**Dataset items**
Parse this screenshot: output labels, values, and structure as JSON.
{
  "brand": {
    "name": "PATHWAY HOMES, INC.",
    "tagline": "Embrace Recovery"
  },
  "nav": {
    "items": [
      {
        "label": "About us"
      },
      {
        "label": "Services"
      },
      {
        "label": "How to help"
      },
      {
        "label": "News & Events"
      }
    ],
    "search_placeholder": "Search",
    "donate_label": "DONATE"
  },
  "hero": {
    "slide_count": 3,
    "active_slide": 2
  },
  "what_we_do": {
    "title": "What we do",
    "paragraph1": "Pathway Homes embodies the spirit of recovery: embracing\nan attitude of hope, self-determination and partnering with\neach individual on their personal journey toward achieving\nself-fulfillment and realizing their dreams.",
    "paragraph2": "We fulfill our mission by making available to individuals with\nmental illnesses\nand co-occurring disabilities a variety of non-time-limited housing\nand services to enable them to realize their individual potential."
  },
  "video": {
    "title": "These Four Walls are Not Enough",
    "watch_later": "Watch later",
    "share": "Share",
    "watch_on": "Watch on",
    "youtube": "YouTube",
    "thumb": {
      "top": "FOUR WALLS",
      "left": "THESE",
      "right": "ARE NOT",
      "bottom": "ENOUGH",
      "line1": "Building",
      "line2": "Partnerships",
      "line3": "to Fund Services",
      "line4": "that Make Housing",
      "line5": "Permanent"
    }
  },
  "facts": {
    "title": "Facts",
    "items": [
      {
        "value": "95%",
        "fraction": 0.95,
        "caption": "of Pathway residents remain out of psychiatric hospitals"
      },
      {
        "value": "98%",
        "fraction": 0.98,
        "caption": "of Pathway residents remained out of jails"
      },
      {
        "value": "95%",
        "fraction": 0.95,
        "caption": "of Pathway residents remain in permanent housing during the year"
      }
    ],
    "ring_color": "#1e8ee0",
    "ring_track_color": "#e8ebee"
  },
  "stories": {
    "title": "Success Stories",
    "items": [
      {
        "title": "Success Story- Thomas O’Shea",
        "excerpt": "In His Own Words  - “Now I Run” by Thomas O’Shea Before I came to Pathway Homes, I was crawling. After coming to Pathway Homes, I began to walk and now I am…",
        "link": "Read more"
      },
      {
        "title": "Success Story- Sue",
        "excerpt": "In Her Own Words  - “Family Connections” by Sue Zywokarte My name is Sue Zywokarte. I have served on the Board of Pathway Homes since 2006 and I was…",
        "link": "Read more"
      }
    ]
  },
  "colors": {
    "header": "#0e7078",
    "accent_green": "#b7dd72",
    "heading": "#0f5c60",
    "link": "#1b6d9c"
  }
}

**Given problem**
Identify and copy lines that hold the string "individual".

**Output for this exercise**
    "paragraph1": "Pathway Homes embodies the spirit of recovery: embracing\nan attitude of hope, self-determination and partnering with\neach individual on their personal journey toward achieving\nself-fulfillment and realizing their dreams.",
    "paragraph2": "We fulfill our mission by making available to individuals with\nmental illnesses\nand co-occurring disabilities a variety of non-time-limited housing\nand services to enable them to realize their individual potential."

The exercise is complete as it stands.